Work to do: Each entry below is to be extracted exactly.

--- begin Records ---

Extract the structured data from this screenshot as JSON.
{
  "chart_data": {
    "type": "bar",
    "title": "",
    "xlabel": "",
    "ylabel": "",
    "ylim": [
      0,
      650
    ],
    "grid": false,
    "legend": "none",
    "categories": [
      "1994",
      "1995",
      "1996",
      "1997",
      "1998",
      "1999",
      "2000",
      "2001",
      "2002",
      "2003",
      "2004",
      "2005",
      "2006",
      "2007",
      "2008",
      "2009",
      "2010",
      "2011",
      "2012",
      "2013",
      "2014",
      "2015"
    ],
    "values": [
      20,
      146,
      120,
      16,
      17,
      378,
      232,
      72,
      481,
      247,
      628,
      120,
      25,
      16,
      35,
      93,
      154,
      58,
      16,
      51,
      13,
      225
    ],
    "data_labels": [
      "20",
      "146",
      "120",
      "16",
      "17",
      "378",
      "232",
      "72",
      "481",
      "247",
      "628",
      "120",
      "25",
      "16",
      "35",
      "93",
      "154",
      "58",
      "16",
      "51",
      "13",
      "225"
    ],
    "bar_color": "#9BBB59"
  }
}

--- end Records ---

Output of the task:
Extract the structured data from this screenshot as JSON.
{
  "chart_data": {
    "type": "bar",
    "title": "",
    "xlabel": "",
    "ylabel": "",
    "ylim": [
      0,
      650
    ],
    "grid": false,
    "legend": "none",
    "categories": [
      "1994",
      "1995",
      "1996",
      "1997",
      "1998",
      "1999",
      "2000",
      "2001",
      "2002",
      "2003",
      "2004",
      "2005",
      "2006",
      "2007",
      "2008",
      "2009",
      "2010",
      "2011",
      "2012",
      "2013",
      "2014",
      "2015"
    ],
    "values": [
      20,
      146,
      120,
      16,
      17,
      378,
      232,
      72,
      481,
      247,
      628,
      120,
      25,
      16,
      35,
      93,
      154,
      58,
      16,
      51,
      13,
      225
    ],
    "data_labels": [
      "20",
      "146",
      "120",
      "16",
      "17",
      "378",
      "232",
      "72",
      "481",
      "247",
      "628",
      "120",
      "25",
      "16",
      "35",
      "93",
      "154",
      "58",
      "16",
      "51",
      "13",
      "225"
    ],
    "bar_color": "#9BBB59"
  }
}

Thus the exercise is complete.